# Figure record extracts
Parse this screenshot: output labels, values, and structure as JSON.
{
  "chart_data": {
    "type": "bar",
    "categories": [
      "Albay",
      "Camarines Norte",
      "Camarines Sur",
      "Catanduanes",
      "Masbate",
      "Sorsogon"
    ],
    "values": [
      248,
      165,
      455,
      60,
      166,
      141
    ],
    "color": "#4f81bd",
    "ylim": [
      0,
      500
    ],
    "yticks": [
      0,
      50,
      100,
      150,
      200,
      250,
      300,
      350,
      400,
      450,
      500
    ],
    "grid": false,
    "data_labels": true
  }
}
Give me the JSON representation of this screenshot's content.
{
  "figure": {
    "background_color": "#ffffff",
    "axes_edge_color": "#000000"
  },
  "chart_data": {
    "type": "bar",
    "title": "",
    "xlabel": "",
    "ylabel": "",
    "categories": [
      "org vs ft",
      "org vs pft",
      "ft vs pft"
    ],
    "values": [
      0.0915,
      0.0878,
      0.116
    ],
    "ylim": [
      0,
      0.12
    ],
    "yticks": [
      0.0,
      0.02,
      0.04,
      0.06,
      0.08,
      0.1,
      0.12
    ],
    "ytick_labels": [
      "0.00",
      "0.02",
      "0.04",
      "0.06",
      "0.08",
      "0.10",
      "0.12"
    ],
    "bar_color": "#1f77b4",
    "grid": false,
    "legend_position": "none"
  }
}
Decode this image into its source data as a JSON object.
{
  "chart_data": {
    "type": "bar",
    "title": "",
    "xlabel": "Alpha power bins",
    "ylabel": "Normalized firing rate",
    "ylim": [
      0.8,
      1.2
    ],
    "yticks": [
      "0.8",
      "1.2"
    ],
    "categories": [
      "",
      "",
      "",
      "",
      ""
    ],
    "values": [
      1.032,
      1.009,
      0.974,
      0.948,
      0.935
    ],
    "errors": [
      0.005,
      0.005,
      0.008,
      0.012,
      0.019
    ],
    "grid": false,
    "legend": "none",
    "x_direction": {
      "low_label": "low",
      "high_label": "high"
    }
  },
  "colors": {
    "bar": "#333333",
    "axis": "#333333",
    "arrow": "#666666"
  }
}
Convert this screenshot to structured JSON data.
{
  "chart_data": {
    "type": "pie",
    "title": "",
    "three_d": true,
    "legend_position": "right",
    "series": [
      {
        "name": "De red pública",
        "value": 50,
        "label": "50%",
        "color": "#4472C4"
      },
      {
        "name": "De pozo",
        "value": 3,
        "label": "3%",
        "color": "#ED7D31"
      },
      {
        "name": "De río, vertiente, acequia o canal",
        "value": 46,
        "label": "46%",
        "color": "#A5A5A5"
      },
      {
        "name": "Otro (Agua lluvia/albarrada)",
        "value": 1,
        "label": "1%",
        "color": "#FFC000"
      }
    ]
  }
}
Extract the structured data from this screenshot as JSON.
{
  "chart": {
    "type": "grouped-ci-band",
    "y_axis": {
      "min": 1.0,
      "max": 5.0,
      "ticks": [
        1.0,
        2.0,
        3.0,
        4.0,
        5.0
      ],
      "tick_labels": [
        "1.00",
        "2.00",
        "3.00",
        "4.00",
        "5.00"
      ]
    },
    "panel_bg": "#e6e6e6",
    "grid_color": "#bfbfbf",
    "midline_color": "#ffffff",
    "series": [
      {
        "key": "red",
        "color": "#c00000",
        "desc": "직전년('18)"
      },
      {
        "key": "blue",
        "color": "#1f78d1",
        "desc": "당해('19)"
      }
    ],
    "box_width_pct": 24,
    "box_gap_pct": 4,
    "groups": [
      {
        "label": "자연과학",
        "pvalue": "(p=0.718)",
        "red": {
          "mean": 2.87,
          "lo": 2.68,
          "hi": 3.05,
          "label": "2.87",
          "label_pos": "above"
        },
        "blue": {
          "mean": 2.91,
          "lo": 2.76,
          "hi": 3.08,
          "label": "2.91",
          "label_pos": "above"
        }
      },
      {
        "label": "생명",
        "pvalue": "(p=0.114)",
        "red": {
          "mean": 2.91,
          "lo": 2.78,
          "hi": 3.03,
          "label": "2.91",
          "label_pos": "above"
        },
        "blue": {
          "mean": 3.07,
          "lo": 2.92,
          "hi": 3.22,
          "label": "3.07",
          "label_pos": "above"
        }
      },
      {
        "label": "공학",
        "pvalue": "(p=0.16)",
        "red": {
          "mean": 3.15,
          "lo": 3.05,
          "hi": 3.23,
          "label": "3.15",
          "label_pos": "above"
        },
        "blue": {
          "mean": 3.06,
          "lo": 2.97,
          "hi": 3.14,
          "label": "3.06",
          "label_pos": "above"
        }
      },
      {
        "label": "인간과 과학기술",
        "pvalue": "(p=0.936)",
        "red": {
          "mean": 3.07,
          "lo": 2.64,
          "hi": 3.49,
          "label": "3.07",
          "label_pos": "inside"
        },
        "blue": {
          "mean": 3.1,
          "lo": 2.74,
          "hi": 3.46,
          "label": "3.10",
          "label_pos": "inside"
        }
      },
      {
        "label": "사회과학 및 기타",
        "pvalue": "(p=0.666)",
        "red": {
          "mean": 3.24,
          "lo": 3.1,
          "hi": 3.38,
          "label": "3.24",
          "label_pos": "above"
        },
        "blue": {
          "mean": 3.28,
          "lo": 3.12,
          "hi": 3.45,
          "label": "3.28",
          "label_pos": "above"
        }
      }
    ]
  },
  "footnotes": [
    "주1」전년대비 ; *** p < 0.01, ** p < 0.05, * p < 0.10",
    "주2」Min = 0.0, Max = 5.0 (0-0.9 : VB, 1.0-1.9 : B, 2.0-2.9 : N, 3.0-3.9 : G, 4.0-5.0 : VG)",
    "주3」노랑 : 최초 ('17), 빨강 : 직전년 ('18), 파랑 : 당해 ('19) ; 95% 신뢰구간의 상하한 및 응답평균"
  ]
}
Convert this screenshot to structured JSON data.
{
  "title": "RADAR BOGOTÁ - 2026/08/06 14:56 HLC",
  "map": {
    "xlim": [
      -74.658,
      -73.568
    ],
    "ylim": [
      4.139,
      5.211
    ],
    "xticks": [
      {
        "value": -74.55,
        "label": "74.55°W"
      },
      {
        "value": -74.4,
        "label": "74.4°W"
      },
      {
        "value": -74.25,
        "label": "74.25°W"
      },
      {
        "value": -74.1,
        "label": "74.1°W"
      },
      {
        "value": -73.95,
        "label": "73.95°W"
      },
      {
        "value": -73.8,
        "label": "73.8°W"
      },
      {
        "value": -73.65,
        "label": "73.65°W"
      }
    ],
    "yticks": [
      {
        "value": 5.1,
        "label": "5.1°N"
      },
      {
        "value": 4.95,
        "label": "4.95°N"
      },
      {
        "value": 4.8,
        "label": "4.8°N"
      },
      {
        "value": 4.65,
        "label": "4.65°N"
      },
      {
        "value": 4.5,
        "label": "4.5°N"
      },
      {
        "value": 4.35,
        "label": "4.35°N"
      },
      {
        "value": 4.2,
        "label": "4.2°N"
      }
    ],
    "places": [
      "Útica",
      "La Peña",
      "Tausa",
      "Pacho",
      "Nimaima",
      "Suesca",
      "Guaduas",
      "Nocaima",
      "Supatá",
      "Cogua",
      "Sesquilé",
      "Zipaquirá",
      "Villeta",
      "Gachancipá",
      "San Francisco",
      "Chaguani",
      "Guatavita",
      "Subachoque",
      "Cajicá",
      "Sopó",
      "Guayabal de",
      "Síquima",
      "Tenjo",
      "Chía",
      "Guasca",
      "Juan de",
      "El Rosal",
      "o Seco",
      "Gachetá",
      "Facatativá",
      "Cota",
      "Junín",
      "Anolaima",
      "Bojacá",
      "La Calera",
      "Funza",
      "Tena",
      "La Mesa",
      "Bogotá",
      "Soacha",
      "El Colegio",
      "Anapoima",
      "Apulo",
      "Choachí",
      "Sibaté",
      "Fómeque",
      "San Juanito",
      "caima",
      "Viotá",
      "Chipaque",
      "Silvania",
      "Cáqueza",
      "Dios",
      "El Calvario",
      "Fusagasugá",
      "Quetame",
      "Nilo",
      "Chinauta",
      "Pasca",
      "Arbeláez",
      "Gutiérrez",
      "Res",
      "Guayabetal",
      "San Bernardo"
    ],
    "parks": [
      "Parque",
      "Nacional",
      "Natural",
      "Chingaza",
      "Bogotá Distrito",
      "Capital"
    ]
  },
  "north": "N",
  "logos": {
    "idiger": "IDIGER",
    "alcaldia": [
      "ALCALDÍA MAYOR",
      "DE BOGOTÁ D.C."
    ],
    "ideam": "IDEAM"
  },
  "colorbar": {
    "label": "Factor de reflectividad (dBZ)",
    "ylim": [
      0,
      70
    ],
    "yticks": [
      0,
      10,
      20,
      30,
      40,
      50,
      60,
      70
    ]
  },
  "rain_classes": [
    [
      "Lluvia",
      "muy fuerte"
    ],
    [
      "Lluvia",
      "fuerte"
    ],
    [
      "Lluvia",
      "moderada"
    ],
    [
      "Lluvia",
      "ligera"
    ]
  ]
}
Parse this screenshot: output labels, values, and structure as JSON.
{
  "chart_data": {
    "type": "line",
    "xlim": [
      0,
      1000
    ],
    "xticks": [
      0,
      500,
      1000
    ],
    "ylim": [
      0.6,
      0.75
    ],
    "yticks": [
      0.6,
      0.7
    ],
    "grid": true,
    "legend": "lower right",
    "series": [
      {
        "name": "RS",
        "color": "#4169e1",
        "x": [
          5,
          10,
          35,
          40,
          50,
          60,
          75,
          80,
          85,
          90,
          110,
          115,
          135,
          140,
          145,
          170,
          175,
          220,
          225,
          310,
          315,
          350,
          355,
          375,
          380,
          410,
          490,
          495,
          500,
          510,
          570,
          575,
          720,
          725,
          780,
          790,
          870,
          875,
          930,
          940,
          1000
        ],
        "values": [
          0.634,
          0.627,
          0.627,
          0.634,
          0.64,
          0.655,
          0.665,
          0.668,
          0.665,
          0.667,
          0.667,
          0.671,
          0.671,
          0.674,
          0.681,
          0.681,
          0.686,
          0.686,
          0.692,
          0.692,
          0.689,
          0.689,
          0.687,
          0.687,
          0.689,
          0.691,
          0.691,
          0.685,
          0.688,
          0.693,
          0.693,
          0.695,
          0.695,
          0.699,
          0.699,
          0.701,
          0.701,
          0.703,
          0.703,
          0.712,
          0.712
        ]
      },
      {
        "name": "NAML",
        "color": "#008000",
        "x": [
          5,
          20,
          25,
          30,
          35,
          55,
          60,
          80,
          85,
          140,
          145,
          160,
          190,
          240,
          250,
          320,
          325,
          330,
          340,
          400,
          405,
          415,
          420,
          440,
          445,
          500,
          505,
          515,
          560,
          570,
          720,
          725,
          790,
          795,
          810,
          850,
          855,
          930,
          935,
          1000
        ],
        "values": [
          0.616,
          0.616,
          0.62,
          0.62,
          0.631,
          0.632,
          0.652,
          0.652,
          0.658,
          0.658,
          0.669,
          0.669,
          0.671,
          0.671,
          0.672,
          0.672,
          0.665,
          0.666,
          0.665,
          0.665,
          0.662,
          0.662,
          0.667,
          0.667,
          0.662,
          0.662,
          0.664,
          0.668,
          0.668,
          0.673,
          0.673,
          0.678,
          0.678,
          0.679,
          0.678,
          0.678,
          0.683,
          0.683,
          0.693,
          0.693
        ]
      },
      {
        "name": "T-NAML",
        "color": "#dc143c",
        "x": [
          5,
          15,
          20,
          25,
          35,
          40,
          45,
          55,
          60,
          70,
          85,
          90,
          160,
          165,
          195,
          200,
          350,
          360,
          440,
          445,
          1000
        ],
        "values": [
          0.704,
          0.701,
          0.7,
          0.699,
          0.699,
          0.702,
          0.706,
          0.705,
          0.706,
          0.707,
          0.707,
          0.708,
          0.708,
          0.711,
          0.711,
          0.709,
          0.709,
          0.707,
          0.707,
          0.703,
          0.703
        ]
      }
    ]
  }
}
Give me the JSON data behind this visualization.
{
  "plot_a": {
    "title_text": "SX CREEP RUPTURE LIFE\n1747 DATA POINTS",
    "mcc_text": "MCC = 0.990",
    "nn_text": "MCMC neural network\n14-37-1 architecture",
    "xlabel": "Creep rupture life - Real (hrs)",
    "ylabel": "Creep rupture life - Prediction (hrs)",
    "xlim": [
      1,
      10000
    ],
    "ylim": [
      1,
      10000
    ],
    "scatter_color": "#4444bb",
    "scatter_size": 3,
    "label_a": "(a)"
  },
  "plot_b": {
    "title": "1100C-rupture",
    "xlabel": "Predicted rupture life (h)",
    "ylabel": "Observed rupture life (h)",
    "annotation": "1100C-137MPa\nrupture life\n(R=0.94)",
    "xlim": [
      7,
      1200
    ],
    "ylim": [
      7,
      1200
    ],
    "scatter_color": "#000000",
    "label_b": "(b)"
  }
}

# Task goal
Your task is to return, exactly and on their own, the lines from the one containing "Give me the JSON data" through the last line of the listing.

# Task solution
Give me the JSON data behind this visualization.
{
  "plot_a": {
    "title_text": "SX CREEP RUPTURE LIFE\n1747 DATA POINTS",
    "mcc_text": "MCC = 0.990",
    "nn_text": "MCMC neural network\n14-37-1 architecture",
    "xlabel": "Creep rupture life - Real (hrs)",
    "ylabel": "Creep rupture life - Prediction (hrs)",
    "xlim": [
      1,
      10000
    ],
    "ylim": [
      1,
      10000
    ],
    "scatter_color": "#4444bb",
    "scatter_size": 3,
    "label_a": "(a)"
  },
  "plot_b": {
    "title": "1100C-rupture",
    "xlabel": "Predicted rupture life (h)",
    "ylabel": "Observed rupture life (h)",
    "annotation": "1100C-137MPa\nrupture life\n(R=0.94)",
    "xlim": [
      7,
      1200
    ],
    "ylim": [
      7,
      1200
    ],
    "scatter_color": "#000000",
    "label_b": "(b)"
  }
}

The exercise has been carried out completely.